-- start --

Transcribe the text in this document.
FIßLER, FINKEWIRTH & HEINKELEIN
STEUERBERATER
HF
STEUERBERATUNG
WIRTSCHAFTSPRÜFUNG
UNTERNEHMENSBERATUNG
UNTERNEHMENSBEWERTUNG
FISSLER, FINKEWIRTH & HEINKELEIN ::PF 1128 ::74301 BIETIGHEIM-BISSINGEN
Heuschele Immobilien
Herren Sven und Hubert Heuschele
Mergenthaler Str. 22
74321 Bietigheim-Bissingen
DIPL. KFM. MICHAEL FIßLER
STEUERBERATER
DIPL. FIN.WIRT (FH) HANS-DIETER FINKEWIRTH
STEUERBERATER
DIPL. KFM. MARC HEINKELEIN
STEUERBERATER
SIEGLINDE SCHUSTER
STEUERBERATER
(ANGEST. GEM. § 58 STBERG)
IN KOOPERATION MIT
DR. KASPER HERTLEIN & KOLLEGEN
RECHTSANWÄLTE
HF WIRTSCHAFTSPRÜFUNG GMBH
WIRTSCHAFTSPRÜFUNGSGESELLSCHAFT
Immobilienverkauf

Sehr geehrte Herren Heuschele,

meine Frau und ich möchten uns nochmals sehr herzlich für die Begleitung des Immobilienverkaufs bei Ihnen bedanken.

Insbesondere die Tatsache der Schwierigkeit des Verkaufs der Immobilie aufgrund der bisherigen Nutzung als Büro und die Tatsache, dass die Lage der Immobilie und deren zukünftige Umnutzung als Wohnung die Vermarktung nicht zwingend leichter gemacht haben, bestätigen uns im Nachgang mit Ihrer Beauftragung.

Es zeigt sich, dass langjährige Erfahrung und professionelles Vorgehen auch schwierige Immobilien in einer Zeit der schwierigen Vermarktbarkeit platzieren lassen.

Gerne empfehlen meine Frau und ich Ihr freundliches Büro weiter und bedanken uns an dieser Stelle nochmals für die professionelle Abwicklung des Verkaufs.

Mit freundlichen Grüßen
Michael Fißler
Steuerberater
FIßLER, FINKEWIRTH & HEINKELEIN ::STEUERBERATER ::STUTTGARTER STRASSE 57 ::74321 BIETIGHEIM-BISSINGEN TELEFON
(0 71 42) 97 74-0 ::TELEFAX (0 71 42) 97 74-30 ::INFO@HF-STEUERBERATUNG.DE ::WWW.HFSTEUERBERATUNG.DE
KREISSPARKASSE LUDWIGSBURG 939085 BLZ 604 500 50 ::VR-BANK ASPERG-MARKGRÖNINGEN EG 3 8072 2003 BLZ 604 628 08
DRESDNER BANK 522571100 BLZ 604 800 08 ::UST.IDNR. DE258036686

-- end --

## The task
The lines above should be duplicated exactly.

## Complete response
Transcribe the text in this document.
FIßLER, FINKEWIRTH & HEINKELEIN
STEUERBERATER
HF
STEUERBERATUNG
WIRTSCHAFTSPRÜFUNG
UNTERNEHMENSBERATUNG
UNTERNEHMENSBEWERTUNG
FISSLER, FINKEWIRTH & HEINKELEIN ::PF 1128 ::74301 BIETIGHEIM-BISSINGEN
Heuschele Immobilien
Herren Sven und Hubert Heuschele
Mergenthaler Str. 22
74321 Bietigheim-Bissingen
DIPL. KFM. MICHAEL FIßLER
STEUERBERATER
DIPL. FIN.WIRT (FH) HANS-DIETER FINKEWIRTH
STEUERBERATER
DIPL. KFM. MARC HEINKELEIN
STEUERBERATER
SIEGLINDE SCHUSTER
STEUERBERATER
(ANGEST. GEM. § 58 STBERG)
IN KOOPERATION MIT
DR. KASPER HERTLEIN & KOLLEGEN
RECHTSANWÄLTE
HF WIRTSCHAFTSPRÜFUNG GMBH
WIRTSCHAFTSPRÜFUNGSGESELLSCHAFT
Immobilienverkauf

Sehr geehrte Herren Heuschele,

meine Frau und ich möchten uns nochmals sehr herzlich für die Begleitung des Immobilienverkaufs bei Ihnen bedanken.

Insbesondere die Tatsache der Schwierigkeit des Verkaufs der Immobilie aufgrund der bisherigen Nutzung als Büro und die Tatsache, dass die Lage der Immobilie und deren zukünftige Umnutzung als Wohnung die Vermarktung nicht zwingend leichter gemacht haben, bestätigen uns im Nachgang mit Ihrer Beauftragung.

Es zeigt sich, dass langjährige Erfahrung und professionelles Vorgehen auch schwierige Immobilien in einer Zeit der schwierigen Vermarktbarkeit platzieren lassen.

Gerne empfehlen meine Frau und ich Ihr freundliches Büro weiter und bedanken uns an dieser Stelle nochmals für die professionelle Abwicklung des Verkaufs.

Mit freundlichen Grüßen
Michael Fißler
Steuerberater
FIßLER, FINKEWIRTH & HEINKELEIN ::STEUERBERATER ::STUTTGARTER STRASSE 57 ::74321 BIETIGHEIM-BISSINGEN TELEFON
(0 71 42) 97 74-0 ::TELEFAX (0 71 42) 97 74-30 ::INFO@HF-STEUERBERATUNG.DE ::WWW.HFSTEUERBERATUNG.DE
KREISSPARKASSE LUDWIGSBURG 939085 BLZ 604 500 50 ::VR-BANK ASPERG-MARKGRÖNINGEN EG 3 8072 2003 BLZ 604 628 08
DRESDNER BANK 522571100 BLZ 604 800 08 ::UST.IDNR. DE258036686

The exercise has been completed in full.